Tell me how many lines hold "Generate", please, using only the number.

>> start

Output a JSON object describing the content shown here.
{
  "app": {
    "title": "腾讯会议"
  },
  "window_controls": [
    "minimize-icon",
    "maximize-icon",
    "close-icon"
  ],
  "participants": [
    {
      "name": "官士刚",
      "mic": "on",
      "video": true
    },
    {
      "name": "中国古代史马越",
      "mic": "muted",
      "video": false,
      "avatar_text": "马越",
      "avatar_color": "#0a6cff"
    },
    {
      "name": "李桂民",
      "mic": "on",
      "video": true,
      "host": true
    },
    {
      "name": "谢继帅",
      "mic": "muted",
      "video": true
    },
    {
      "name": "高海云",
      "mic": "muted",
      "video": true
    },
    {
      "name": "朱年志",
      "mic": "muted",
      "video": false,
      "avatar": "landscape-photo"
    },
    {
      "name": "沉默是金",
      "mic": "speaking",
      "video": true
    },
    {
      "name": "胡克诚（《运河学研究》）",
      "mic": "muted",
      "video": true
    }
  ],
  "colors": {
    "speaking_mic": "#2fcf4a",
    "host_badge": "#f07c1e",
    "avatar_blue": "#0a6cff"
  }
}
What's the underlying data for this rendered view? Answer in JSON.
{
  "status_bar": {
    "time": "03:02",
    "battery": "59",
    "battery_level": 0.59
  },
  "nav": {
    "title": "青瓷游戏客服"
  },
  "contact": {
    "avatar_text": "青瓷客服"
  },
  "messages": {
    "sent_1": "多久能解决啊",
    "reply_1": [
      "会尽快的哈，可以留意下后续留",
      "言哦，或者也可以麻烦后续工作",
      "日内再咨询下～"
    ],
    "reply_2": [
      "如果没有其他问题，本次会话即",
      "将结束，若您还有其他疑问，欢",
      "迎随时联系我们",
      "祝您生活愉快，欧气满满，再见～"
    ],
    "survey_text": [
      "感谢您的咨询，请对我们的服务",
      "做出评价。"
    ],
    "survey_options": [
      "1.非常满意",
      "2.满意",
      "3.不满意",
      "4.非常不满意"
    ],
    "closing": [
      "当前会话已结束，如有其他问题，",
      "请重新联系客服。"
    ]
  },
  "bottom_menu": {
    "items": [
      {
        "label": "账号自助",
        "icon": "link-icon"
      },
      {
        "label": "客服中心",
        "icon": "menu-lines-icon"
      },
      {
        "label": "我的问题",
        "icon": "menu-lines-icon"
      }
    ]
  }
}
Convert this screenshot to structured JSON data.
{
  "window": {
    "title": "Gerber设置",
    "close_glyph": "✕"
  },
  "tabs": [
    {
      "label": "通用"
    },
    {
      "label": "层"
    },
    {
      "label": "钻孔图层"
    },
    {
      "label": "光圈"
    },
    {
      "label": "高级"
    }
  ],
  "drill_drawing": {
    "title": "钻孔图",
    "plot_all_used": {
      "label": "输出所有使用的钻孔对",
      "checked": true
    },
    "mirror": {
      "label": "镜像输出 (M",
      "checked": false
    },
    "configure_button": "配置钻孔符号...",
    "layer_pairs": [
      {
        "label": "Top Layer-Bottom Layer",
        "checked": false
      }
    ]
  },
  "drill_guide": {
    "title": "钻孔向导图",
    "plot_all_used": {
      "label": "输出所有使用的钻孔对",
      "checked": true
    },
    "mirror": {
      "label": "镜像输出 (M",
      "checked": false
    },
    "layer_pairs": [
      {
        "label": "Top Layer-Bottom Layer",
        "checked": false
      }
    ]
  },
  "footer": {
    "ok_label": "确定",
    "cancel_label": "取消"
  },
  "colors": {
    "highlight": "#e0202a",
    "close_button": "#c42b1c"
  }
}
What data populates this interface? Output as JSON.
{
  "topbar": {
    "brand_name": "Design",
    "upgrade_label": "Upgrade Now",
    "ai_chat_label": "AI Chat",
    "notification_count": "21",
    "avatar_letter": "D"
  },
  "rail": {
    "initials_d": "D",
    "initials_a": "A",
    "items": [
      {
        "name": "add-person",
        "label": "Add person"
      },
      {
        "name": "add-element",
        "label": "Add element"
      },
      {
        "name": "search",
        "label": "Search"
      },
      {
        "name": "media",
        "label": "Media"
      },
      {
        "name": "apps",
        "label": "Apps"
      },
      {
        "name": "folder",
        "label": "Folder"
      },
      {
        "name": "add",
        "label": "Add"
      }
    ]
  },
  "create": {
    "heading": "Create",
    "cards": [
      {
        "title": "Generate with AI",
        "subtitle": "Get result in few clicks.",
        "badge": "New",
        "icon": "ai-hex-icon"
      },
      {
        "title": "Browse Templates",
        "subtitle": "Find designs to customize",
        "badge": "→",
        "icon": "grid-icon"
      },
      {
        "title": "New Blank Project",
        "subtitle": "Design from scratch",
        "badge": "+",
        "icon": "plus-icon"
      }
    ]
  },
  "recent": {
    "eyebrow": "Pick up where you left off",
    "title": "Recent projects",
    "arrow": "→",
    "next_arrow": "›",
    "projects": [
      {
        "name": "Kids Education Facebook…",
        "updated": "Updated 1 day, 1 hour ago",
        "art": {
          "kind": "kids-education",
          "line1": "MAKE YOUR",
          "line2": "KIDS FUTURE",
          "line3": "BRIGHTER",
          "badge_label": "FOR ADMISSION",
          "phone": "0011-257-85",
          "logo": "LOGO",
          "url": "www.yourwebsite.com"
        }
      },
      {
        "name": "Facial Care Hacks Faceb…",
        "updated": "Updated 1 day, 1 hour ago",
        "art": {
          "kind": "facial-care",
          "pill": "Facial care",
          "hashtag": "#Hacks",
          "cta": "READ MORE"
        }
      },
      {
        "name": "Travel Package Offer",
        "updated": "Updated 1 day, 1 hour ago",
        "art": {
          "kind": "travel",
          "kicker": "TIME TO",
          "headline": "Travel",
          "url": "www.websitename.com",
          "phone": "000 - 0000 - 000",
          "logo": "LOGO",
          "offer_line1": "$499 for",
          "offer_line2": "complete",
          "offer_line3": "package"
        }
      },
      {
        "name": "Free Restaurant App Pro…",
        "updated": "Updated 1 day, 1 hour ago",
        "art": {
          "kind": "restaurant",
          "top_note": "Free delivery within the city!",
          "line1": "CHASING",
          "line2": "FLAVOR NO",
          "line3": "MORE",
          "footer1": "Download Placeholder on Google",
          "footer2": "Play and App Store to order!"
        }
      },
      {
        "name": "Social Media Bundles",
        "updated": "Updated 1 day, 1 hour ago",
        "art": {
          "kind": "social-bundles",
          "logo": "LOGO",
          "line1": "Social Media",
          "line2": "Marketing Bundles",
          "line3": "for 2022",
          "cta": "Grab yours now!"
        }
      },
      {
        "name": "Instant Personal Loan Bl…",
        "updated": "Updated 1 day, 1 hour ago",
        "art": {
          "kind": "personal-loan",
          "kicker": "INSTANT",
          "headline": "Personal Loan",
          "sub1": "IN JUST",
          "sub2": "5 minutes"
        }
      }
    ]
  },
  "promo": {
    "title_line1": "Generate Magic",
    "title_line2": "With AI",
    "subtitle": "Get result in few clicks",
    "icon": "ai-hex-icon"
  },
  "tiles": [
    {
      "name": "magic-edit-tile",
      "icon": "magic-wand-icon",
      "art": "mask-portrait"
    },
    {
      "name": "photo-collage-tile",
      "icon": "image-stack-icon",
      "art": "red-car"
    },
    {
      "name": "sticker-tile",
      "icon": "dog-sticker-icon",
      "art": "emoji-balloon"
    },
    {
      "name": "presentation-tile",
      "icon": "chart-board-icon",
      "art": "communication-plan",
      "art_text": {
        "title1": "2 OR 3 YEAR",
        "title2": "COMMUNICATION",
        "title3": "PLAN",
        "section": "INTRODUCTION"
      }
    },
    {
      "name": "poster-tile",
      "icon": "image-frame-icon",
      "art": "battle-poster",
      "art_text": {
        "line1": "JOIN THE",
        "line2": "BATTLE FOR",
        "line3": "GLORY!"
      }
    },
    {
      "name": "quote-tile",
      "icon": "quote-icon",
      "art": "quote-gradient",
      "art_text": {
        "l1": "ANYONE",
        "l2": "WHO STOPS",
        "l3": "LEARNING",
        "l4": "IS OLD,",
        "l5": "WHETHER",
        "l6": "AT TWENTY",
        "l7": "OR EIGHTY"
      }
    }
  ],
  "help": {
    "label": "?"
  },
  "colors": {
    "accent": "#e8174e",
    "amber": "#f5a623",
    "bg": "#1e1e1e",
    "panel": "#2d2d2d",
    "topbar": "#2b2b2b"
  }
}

>> end

◆ The answer:
2